> **Input data**

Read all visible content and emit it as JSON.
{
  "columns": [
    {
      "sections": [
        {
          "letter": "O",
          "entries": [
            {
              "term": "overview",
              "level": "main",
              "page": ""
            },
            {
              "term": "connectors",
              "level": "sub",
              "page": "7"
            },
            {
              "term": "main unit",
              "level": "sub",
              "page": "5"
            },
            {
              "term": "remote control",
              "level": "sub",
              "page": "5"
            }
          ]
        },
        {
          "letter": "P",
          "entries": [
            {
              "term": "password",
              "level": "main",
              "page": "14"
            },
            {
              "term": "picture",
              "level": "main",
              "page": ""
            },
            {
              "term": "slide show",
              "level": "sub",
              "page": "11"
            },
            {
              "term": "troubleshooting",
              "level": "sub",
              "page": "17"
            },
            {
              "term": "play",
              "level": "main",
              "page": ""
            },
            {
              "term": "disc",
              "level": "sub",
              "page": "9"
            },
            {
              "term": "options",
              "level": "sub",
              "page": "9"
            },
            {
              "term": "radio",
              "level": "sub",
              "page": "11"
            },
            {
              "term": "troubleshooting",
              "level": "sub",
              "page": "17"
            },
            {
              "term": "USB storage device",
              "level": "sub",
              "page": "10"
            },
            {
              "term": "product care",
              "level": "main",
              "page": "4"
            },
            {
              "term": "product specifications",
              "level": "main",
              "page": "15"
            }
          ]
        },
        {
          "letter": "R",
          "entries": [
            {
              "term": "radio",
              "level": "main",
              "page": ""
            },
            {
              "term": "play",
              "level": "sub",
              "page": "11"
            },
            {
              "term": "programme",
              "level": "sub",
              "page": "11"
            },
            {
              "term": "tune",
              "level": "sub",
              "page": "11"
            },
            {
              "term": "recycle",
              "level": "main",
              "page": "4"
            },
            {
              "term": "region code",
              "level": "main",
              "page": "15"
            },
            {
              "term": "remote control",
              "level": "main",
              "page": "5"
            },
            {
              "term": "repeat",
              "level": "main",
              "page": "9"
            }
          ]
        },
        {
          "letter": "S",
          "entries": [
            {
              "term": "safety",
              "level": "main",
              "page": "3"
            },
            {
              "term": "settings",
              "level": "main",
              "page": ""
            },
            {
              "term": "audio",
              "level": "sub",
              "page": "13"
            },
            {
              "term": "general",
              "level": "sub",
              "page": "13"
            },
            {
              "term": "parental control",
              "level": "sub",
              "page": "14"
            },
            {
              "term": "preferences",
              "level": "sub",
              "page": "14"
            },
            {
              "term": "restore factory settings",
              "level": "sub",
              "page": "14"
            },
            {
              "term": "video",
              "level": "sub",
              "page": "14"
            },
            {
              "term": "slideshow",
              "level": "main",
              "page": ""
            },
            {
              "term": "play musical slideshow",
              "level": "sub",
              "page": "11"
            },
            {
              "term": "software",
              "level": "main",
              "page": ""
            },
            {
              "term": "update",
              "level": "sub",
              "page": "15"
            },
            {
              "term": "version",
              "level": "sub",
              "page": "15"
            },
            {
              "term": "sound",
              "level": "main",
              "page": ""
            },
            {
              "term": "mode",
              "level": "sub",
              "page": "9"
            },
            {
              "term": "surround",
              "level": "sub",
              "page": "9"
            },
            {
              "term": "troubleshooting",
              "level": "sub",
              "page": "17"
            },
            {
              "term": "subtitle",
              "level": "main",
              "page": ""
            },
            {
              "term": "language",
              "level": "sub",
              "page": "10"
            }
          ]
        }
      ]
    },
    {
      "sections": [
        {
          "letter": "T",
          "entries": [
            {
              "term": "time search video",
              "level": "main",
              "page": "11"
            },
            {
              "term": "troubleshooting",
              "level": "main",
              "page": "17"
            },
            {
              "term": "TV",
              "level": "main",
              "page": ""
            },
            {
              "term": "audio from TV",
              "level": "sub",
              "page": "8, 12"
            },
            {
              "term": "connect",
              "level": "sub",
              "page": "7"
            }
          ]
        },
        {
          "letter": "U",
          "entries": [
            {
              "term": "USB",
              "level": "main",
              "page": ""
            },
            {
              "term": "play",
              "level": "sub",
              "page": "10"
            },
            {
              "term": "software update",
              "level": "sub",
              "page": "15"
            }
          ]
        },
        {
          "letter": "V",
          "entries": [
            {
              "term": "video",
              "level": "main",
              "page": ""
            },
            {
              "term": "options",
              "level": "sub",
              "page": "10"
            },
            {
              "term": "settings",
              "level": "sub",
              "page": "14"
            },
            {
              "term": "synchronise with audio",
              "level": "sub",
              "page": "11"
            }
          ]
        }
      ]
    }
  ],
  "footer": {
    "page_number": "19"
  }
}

> **Set exercise**
Can you reproduce all the material exactly?

> **Expected answer**
Read all visible content and emit it as JSON.
{
  "columns": [
    {
      "sections": [
        {
          "letter": "O",
          "entries": [
            {
              "term": "overview",
              "level": "main",
              "page": ""
            },
            {
              "term": "connectors",
              "level": "sub",
              "page": "7"
            },
            {
              "term": "main unit",
              "level": "sub",
              "page": "5"
            },
            {
              "term": "remote control",
              "level": "sub",
              "page": "5"
            }
          ]
        },
        {
          "letter": "P",
          "entries": [
            {
              "term": "password",
              "level": "main",
              "page": "14"
            },
            {
              "term": "picture",
              "level": "main",
              "page": ""
            },
            {
              "term": "slide show",
              "level": "sub",
              "page": "11"
            },
            {
              "term": "troubleshooting",
              "level": "sub",
              "page": "17"
            },
            {
              "term": "play",
              "level": "main",
              "page": ""
            },
            {
              "term": "disc",
              "level": "sub",
              "page": "9"
            },
            {
              "term": "options",
              "level": "sub",
              "page": "9"
            },
            {
              "term": "radio",
              "level": "sub",
              "page": "11"
            },
            {
              "term": "troubleshooting",
              "level": "sub",
              "page": "17"
            },
            {
              "term": "USB storage device",
              "level": "sub",
              "page": "10"
            },
            {
              "term": "product care",
              "level": "main",
              "page": "4"
            },
            {
              "term": "product specifications",
              "level": "main",
              "page": "15"
            }
          ]
        },
        {
          "letter": "R",
          "entries": [
            {
              "term": "radio",
              "level": "main",
              "page": ""
            },
            {
              "term": "play",
              "level": "sub",
              "page": "11"
            },
            {
              "term": "programme",
              "level": "sub",
              "page": "11"
            },
            {
              "term": "tune",
              "level": "sub",
              "page": "11"
            },
            {
              "term": "recycle",
              "level": "main",
              "page": "4"
            },
            {
              "term": "region code",
              "level": "main",
              "page": "15"
            },
            {
              "term": "remote control",
              "level": "main",
              "page": "5"
            },
            {
              "term": "repeat",
              "level": "main",
              "page": "9"
            }
          ]
        },
        {
          "letter": "S",
          "entries": [
            {
              "term": "safety",
              "level": "main",
              "page": "3"
            },
            {
              "term": "settings",
              "level": "main",
              "page": ""
            },
            {
              "term": "audio",
              "level": "sub",
              "page": "13"
            },
            {
              "term": "general",
              "level": "sub",
              "page": "13"
            },
            {
              "term": "parental control",
              "level": "sub",
              "page": "14"
            },
            {
              "term": "preferences",
              "level": "sub",
              "page": "14"
            },
            {
              "term": "restore factory settings",
              "level": "sub",
              "page": "14"
            },
            {
              "term": "video",
              "level": "sub",
              "page": "14"
            },
            {
              "term": "slideshow",
              "level": "main",
              "page": ""
            },
            {
              "term": "play musical slideshow",
              "level": "sub",
              "page": "11"
            },
            {
              "term": "software",
              "level": "main",
              "page": ""
            },
            {
              "term": "update",
              "level": "sub",
              "page": "15"
            },
            {
              "term": "version",
              "level": "sub",
              "page": "15"
            },
            {
              "term": "sound",
              "level": "main",
              "page": ""
            },
            {
              "term": "mode",
              "level": "sub",
              "page": "9"
            },
            {
              "term": "surround",
              "level": "sub",
              "page": "9"
            },
            {
              "term": "troubleshooting",
              "level": "sub",
              "page": "17"
            },
            {
              "term": "subtitle",
              "level": "main",
              "page": ""
            },
            {
              "term": "language",
              "level": "sub",
              "page": "10"
            }
          ]
        }
      ]
    },
    {
      "sections": [
        {
          "letter": "T",
          "entries": [
            {
              "term": "time search video",
              "level": "main",
              "page": "11"
            },
            {
              "term": "troubleshooting",
              "level": "main",
              "page": "17"
            },
            {
              "term": "TV",
              "level": "main",
              "page": ""
            },
            {
              "term": "audio from TV",
              "level": "sub",
              "page": "8, 12"
            },
            {
              "term": "connect",
              "level": "sub",
              "page": "7"
            }
          ]
        },
        {
          "letter": "U",
          "entries": [
            {
              "term": "USB",
              "level": "main",
              "page": ""
            },
            {
              "term": "play",
              "level": "sub",
              "page": "10"
            },
            {
              "term": "software update",
              "level": "sub",
              "page": "15"
            }
          ]
        },
        {
          "letter": "V",
          "entries": [
            {
              "term": "video",
              "level": "main",
              "page": ""
            },
            {
              "term": "options",
              "level": "sub",
              "page": "10"
            },
            {
              "term": "settings",
              "level": "sub",
              "page": "14"
            },
            {
              "term": "synchronise with audio",
              "level": "sub",
              "page": "11"
            }
          ]
        }
      ]
    }
  ],
  "footer": {
    "page_number": "19"
  }
}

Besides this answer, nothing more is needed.